_EXERCISE MATERIALS_:
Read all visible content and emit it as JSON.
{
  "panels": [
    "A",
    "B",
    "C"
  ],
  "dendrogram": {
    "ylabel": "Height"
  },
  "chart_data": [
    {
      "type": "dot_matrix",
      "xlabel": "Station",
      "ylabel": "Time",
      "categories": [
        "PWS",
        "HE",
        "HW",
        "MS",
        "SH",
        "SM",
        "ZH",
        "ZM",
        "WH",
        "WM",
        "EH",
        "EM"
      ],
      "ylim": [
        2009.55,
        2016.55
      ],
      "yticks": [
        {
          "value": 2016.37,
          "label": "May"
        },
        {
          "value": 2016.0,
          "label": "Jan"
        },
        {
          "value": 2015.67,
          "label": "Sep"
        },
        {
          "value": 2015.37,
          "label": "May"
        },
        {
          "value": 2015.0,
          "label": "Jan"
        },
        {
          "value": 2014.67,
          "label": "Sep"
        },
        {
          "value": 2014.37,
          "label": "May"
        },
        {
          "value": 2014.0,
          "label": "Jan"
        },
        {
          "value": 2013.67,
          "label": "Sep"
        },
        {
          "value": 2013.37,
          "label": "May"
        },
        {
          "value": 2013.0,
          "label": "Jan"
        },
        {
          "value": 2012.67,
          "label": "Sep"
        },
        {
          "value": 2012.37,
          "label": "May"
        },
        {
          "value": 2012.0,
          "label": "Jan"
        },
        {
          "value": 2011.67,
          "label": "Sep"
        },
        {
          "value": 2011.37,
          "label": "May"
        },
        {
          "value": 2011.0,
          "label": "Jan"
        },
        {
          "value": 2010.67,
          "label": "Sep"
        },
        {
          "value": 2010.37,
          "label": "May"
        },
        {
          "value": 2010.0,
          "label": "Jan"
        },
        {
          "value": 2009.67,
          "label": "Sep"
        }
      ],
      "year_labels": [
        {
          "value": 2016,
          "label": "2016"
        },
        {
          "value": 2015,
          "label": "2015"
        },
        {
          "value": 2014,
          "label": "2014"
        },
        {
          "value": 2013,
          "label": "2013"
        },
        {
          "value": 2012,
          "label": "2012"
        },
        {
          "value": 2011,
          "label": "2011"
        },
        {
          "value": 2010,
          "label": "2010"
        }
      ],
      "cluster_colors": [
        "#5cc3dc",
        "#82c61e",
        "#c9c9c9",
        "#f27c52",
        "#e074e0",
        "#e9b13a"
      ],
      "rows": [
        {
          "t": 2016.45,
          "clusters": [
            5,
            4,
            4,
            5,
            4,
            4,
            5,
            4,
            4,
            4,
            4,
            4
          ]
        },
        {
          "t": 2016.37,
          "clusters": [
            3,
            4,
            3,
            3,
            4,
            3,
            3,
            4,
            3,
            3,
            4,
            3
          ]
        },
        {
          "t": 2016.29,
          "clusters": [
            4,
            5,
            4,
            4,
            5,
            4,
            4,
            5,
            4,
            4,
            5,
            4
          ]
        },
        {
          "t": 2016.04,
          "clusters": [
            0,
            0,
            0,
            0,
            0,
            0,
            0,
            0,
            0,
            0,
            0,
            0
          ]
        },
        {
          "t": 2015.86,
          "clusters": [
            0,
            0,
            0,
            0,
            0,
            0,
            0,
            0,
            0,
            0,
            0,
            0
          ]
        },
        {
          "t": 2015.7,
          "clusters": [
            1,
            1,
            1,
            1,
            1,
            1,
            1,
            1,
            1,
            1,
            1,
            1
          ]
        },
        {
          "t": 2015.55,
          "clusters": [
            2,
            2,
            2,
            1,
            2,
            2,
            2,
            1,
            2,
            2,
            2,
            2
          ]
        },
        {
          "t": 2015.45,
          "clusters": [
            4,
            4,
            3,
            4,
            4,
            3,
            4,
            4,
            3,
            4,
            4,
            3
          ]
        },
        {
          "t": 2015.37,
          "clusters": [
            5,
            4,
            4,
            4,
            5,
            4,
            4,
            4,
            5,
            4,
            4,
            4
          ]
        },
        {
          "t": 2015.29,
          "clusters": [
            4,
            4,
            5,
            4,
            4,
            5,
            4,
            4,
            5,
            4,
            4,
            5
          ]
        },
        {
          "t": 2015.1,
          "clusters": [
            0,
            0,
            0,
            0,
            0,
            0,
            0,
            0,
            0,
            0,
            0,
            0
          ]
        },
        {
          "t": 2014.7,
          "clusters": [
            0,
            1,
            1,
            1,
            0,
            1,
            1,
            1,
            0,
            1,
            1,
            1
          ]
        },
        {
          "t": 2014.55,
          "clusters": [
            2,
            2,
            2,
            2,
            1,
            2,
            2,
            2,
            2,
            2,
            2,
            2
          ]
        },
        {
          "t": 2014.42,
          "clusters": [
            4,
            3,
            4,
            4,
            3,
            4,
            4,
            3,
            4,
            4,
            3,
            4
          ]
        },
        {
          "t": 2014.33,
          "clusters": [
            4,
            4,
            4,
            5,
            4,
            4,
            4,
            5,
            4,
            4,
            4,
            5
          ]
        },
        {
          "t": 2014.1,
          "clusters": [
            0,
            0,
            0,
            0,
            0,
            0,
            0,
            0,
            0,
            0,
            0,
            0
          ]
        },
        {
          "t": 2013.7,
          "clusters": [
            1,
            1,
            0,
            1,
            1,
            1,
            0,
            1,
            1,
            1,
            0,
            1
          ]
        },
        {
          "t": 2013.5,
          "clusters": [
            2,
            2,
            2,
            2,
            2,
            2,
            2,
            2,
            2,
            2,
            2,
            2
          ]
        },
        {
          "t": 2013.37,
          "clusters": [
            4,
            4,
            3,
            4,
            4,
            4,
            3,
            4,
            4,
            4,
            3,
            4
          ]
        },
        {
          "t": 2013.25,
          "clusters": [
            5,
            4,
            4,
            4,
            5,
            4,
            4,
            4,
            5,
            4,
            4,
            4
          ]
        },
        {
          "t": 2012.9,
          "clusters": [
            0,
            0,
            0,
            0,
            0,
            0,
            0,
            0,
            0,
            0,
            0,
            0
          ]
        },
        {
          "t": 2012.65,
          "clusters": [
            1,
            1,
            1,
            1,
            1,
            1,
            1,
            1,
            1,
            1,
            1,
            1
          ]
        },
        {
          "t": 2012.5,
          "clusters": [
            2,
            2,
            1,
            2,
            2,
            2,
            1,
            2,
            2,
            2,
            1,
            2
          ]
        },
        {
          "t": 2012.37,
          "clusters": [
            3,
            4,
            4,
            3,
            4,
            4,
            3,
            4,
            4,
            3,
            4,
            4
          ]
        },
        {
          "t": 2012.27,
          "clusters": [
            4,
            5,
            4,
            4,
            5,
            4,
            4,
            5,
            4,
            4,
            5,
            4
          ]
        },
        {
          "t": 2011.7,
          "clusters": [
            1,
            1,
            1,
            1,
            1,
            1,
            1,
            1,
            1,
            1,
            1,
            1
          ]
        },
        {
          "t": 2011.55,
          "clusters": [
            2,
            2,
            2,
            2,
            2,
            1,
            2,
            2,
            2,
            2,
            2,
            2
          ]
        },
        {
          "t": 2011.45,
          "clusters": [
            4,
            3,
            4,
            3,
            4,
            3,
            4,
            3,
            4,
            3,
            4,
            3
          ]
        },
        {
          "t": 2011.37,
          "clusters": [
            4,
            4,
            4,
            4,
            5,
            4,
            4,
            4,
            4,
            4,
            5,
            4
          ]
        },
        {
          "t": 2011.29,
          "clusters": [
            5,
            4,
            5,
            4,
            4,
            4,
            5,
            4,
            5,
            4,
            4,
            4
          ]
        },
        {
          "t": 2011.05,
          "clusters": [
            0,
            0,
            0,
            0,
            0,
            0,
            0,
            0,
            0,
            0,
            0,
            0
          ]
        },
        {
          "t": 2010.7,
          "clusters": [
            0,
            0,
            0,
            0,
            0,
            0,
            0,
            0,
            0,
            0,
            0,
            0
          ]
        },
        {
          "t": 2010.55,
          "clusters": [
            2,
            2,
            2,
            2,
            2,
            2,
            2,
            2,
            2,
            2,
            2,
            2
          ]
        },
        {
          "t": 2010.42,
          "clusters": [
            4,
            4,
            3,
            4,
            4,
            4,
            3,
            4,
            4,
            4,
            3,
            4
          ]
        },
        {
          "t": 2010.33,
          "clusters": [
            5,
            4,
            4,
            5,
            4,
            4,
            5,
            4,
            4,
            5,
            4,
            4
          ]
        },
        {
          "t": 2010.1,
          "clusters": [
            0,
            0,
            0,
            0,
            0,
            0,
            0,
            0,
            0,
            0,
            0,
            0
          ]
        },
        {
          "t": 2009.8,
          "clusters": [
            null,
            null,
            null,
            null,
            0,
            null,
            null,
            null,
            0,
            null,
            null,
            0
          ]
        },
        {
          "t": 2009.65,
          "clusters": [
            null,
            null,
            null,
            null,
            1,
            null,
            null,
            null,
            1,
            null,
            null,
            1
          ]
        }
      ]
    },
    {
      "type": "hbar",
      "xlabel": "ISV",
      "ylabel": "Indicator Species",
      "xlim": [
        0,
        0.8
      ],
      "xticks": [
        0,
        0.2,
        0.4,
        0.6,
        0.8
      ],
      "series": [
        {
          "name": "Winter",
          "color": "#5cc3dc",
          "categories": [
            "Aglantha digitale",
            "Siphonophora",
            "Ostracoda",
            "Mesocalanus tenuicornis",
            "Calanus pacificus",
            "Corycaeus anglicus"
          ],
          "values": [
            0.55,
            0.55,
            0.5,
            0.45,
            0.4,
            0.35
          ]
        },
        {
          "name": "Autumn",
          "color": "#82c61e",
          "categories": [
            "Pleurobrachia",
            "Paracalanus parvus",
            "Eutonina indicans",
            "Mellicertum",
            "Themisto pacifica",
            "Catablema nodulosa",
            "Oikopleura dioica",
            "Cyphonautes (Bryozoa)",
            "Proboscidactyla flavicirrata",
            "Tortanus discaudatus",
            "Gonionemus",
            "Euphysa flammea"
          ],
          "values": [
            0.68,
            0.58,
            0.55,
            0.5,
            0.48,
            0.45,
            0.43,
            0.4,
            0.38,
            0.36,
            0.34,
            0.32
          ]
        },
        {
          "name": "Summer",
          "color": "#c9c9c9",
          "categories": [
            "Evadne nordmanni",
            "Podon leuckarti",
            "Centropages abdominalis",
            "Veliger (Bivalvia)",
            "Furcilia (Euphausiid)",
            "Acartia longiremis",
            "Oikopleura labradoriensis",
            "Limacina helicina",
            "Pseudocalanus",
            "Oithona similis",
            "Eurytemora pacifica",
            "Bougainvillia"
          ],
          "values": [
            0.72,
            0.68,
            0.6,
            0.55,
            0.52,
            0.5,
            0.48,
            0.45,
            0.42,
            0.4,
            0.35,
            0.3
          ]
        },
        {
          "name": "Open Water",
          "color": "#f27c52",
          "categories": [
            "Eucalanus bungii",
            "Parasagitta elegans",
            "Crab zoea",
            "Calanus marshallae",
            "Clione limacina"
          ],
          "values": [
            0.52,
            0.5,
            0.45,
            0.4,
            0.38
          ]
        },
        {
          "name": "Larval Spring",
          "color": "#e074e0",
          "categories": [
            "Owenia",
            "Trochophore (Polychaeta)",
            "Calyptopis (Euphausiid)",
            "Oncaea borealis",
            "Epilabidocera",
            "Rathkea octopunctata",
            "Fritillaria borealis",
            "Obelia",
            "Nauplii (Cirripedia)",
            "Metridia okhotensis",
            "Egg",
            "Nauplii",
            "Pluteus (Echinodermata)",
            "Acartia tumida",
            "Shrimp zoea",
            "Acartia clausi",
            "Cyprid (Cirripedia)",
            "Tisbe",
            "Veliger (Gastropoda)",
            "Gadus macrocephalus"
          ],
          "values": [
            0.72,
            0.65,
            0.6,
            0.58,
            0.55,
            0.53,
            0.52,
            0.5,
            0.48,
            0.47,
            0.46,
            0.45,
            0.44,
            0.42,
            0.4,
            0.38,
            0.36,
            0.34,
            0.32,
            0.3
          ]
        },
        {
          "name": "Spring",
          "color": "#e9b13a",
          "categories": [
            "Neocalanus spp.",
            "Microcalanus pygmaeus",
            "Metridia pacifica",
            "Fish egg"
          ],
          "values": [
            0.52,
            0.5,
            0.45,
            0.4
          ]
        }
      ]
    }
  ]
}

_OBJECTIVE_:
Filter for "ylabel". Return all lines that hold it.

_THE RESPONSE_:
    "ylabel": "Height"
      "ylabel": "Time",
      "ylabel": "Indicator Species",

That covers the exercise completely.